**STATED TASK**
An exact copy of all the data is required, with pictures left out.

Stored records
►

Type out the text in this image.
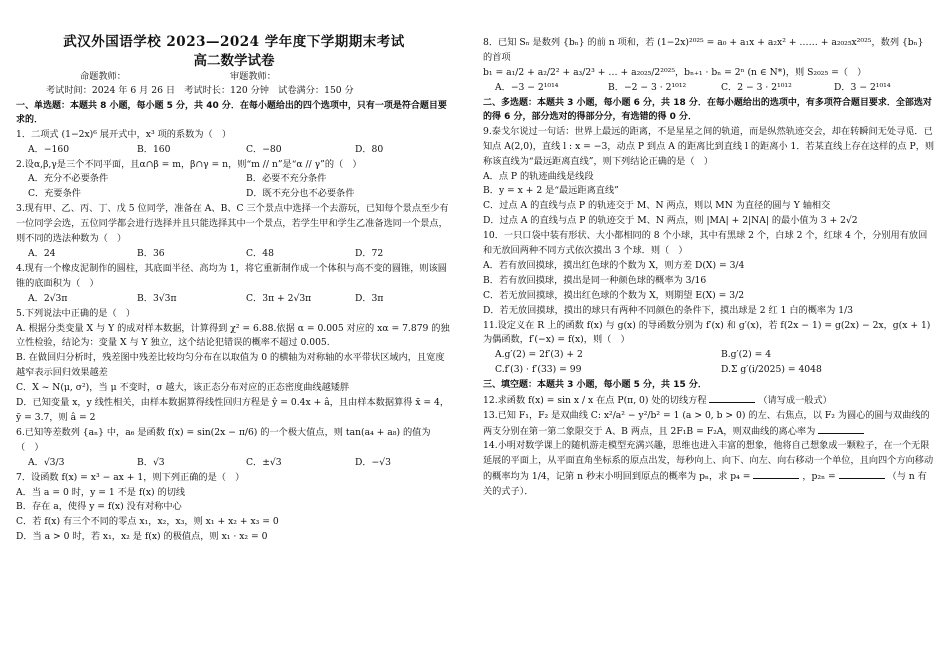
武汉外国语学校 2023—2024 学年度下学期期末考试
高二数学试卷
命题教师：	审题教师：
考试时间：2024 年 6 月 26 日　考试时长：120 分钟　试卷满分：150 分
一、单选题：本题共 8 小题，每小题 5 分，共 40 分．在每小题给出的四个选项中，只有一项是符合题目要求的．
1．二项式 (1−2x)⁶ 展开式中，x³ 项的系数为（　）
A．−160	B．160	C．−80	D．80
2.设α,β,γ是三个不同平面，且α∩β = m，β∩γ = n，则“m // n”是“α // γ”的（　）
A．充分不必要条件	B．必要不充分条件
C．充要条件	D．既不充分也不必要条件
3.现有甲、乙、丙、丁、戊 5 位同学，准备在 A、B、C 三个景点中选择一个去游玩，已知每个景点至少有一位同学会选，五位同学都会进行选择并且只能选择其中一个景点，若学生甲和学生乙准备选同一个景点，则不同的选法种数为（　）
A．24	B．36	C．48	D．72
4.现有一个橡皮泥制作的圆柱，其底面半径、高均为 1，将它重新制作成一个体积与高不变的圆锥，则该圆锥的底面积为（　）
A．2√3π	B．3√3π	C．3π + 2√3π	D．3π
5.下列说法中正确的是（　）
A. 根据分类变量 X 与 Y 的成对样本数据，计算得到 χ² = 6.88.依据 α = 0.005 对应的 xα = 7.879 的独立性检验，结论为：变量 X 与 Y 独立，这个结论犯错误的概率不超过 0.005.
B. 在做回归分析时，残差图中残差比较均匀分布在以取值为 0 的横轴为对称轴的水平带状区域内，且宽度越窄表示回归效果越差
C．X ~ N(μ, σ²)，当 μ 不变时，σ 越大，该正态分布对应的正态密度曲线越矮胖
D．已知变量 x，y 线性相关，由样本数据算得线性回归方程是 ŷ = 0.4x + â，且由样本数据算得 x̄ = 4，ȳ = 3.7，则 â = 2
6.已知等差数列 {aₙ} 中，a₆ 是函数 f(x) = sin(2x − π/6) 的一个极大值点，则 tan(a₄ + a₈) 的值为（　）
A．√3/3	B．√3	C．±√3	D．−√3
7．设函数 f(x) = x³ − ax + 1，则下列正确的是（　）
A．当 a = 0 时，y = 1 不是 f(x) 的切线
B．存在 a，使得 y = f(x) 没有对称中心
C．若 f(x) 有三个不同的零点 x₁，x₂，x₃，则 x₁ + x₂ + x₃ = 0
D．当 a > 0 时，若 x₁，x₂ 是 f(x) 的极值点，则 x₁ · x₂ = 0
8．已知 Sₙ 是数列 {bₙ} 的前 n 项和，若 (1−2x)²⁰²⁵ = a₀ + a₁x + a₂x² + …… + a₂₀₂₅x²⁰²⁵，数列 {bₙ} 的首项
b₁ = a₁/2 + a₂/2² + a₃/2³ + … + a₂₀₂₅/2²⁰²⁵，bₙ₊₁ · bₙ = 2ⁿ (n ∈ N*)，则 S₂₀₂₅ =（　）
A．−3 − 2¹⁰¹⁴	B．−2 − 3 · 2¹⁰¹²	C．2 − 3 · 2¹⁰¹²	D．3 − 2¹⁰¹⁴
二、多选题：本题共 3 小题，每小题 6 分，共 18 分．在每小题给出的选项中，有多项符合题目要求．全部选对的得 6 分，部分选对的得部分分，有选错的得 0 分．
9.泰戈尔说过一句话：世界上最远的距离，不是星星之间的轨道，而是纵然轨迹交会，却在转瞬间无处寻觅．已知点 A(2,0)，直线 l : x = −3，动点 P 到点 A 的距离比到直线 l 的距离小 1．若某直线上存在这样的点 P，则称该直线为“最远距离直线”，则下列结论正确的是（　）
A．点 P 的轨迹曲线是线段
B．y = x + 2 是“最远距离直线”
C．过点 A 的直线与点 P 的轨迹交于 M、N 两点，则以 MN 为直径的圆与 Y 轴相交
D．过点 A 的直线与点 P 的轨迹交于 M、N 两点，则 |MA| + 2|NA| 的最小值为 3 + 2√2
10．一只口袋中装有形状、大小都相同的 8 个小球，其中有黑球 2 个，白球 2 个，红球 4 个，分别用有放回和无放回两种不同方式依次摸出 3 个球．则（　）
A．若有放回摸球，摸出红色球的个数为 X，则方差 D(X) = 3/4
B．若有放回摸球，摸出是同一种颜色球的概率为 3/16
C．若无放回摸球，摸出红色球的个数为 X，则期望 E(X) = 3/2
D．若无放回摸球，摸出的球只有两种不同颜色的条件下，摸出球是 2 红 1 白的概率为 1/3
11.设定义在 R 上的函数 f(x) 与 g(x) 的导函数分别为 f′(x) 和 g′(x)，若 f(2x − 1) = g(2x) − 2x，g(x + 1) 为偶函数，f′(−x) = f(x)，则（　）
A.g′(2) = 2f′(3) + 2	B.g′(2) = 4
C.f′(3) · f′(33) = 99	D.Σ g′(i/2025) = 4048
三、填空题：本题共 3 小题，每小题 5 分，共 15 分．
12.求函数 f(x) = sin x / x 在点 P(π, 0) 处的切线方程	（请写成一般式）
13.已知 F₁，F₂ 是双曲线 C: x²/a² − y²/b² = 1 (a > 0, b > 0) 的左、右焦点，以 F₂ 为圆心的圆与双曲线的两支分别在第一第二象限交于 A、B 两点，且 2F₁B = F₂A，则双曲线的离心率为
14.小明对数学课上的随机游走模型充满兴趣，思维也进入丰富的想象，他将自己想象成一颗粒子，在一个无限延展的平面上，从平面直角坐标系的原点出发，每秒向上、向下、向左、向右移动一个单位，且向四个方向移动的概率均为 1/4，记第 n 秒末小明回到原点的概率为 pₙ，求 p₄ =	，p₂ₙ =	（与 n 有关的式子）．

◄

**CORRECT ANSWER**
Type out the text in this image.
武汉外国语学校 2023—2024 学年度下学期期末考试
高二数学试卷
命题教师：	审题教师：
考试时间：2024 年 6 月 26 日　考试时长：120 分钟　试卷满分：150 分
一、单选题：本题共 8 小题，每小题 5 分，共 40 分．在每小题给出的四个选项中，只有一项是符合题目要求的．
1．二项式 (1−2x)⁶ 展开式中，x³ 项的系数为（　）
A．−160	B．160	C．−80	D．80
2.设α,β,γ是三个不同平面，且α∩β = m，β∩γ = n，则“m // n”是“α // γ”的（　）
A．充分不必要条件	B．必要不充分条件
C．充要条件	D．既不充分也不必要条件
3.现有甲、乙、丙、丁、戊 5 位同学，准备在 A、B、C 三个景点中选择一个去游玩，已知每个景点至少有一位同学会选，五位同学都会进行选择并且只能选择其中一个景点，若学生甲和学生乙准备选同一个景点，则不同的选法种数为（　）
A．24	B．36	C．48	D．72
4.现有一个橡皮泥制作的圆柱，其底面半径、高均为 1，将它重新制作成一个体积与高不变的圆锥，则该圆锥的底面积为（　）
A．2√3π	B．3√3π	C．3π + 2√3π	D．3π
5.下列说法中正确的是（　）
A. 根据分类变量 X 与 Y 的成对样本数据，计算得到 χ² = 6.88.依据 α = 0.005 对应的 xα = 7.879 的独立性检验，结论为：变量 X 与 Y 独立，这个结论犯错误的概率不超过 0.005.
B. 在做回归分析时，残差图中残差比较均匀分布在以取值为 0 的横轴为对称轴的水平带状区域内，且宽度越窄表示回归效果越差
C．X ~ N(μ, σ²)，当 μ 不变时，σ 越大，该正态分布对应的正态密度曲线越矮胖
D．已知变量 x，y 线性相关，由样本数据算得线性回归方程是 ŷ = 0.4x + â，且由样本数据算得 x̄ = 4，ȳ = 3.7，则 â = 2
6.已知等差数列 {aₙ} 中，a₆ 是函数 f(x) = sin(2x − π/6) 的一个极大值点，则 tan(a₄ + a₈) 的值为（　）
A．√3/3	B．√3	C．±√3	D．−√3
7．设函数 f(x) = x³ − ax + 1，则下列正确的是（　）
A．当 a = 0 时，y = 1 不是 f(x) 的切线
B．存在 a，使得 y = f(x) 没有对称中心
C．若 f(x) 有三个不同的零点 x₁，x₂，x₃，则 x₁ + x₂ + x₃ = 0
D．当 a > 0 时，若 x₁，x₂ 是 f(x) 的极值点，则 x₁ · x₂ = 0
8．已知 Sₙ 是数列 {bₙ} 的前 n 项和，若 (1−2x)²⁰²⁵ = a₀ + a₁x + a₂x² + …… + a₂₀₂₅x²⁰²⁵，数列 {bₙ} 的首项
b₁ = a₁/2 + a₂/2² + a₃/2³ + … + a₂₀₂₅/2²⁰²⁵，bₙ₊₁ · bₙ = 2ⁿ (n ∈ N*)，则 S₂₀₂₅ =（　）
A．−3 − 2¹⁰¹⁴	B．−2 − 3 · 2¹⁰¹²	C．2 − 3 · 2¹⁰¹²	D．3 − 2¹⁰¹⁴
二、多选题：本题共 3 小题，每小题 6 分，共 18 分．在每小题给出的选项中，有多项符合题目要求．全部选对的得 6 分，部分选对的得部分分，有选错的得 0 分．
9.泰戈尔说过一句话：世界上最远的距离，不是星星之间的轨道，而是纵然轨迹交会，却在转瞬间无处寻觅．已知点 A(2,0)，直线 l : x = −3，动点 P 到点 A 的距离比到直线 l 的距离小 1．若某直线上存在这样的点 P，则称该直线为“最远距离直线”，则下列结论正确的是（　）
A．点 P 的轨迹曲线是线段
B．y = x + 2 是“最远距离直线”
C．过点 A 的直线与点 P 的轨迹交于 M、N 两点，则以 MN 为直径的圆与 Y 轴相交
D．过点 A 的直线与点 P 的轨迹交于 M、N 两点，则 |MA| + 2|NA| 的最小值为 3 + 2√2
10．一只口袋中装有形状、大小都相同的 8 个小球，其中有黑球 2 个，白球 2 个，红球 4 个，分别用有放回和无放回两种不同方式依次摸出 3 个球．则（　）
A．若有放回摸球，摸出红色球的个数为 X，则方差 D(X) = 3/4
B．若有放回摸球，摸出是同一种颜色球的概率为 3/16
C．若无放回摸球，摸出红色球的个数为 X，则期望 E(X) = 3/2
D．若无放回摸球，摸出的球只有两种不同颜色的条件下，摸出球是 2 红 1 白的概率为 1/3
11.设定义在 R 上的函数 f(x) 与 g(x) 的导函数分别为 f′(x) 和 g′(x)，若 f(2x − 1) = g(2x) − 2x，g(x + 1) 为偶函数，f′(−x) = f(x)，则（　）
A.g′(2) = 2f′(3) + 2	B.g′(2) = 4
C.f′(3) · f′(33) = 99	D.Σ g′(i/2025) = 4048
三、填空题：本题共 3 小题，每小题 5 分，共 15 分．
12.求函数 f(x) = sin x / x 在点 P(π, 0) 处的切线方程	（请写成一般式）
13.已知 F₁，F₂ 是双曲线 C: x²/a² − y²/b² = 1 (a > 0, b > 0) 的左、右焦点，以 F₂ 为圆心的圆与双曲线的两支分别在第一第二象限交于 A、B 两点，且 2F₁B = F₂A，则双曲线的离心率为
14.小明对数学课上的随机游走模型充满兴趣，思维也进入丰富的想象，他将自己想象成一颗粒子，在一个无限延展的平面上，从平面直角坐标系的原点出发，每秒向上、向下、向左、向右移动一个单位，且向四个方向移动的概率均为 1/4，记第 n 秒末小明回到原点的概率为 pₙ，求 p₄ =	，p₂ₙ =	（与 n 有关的式子）．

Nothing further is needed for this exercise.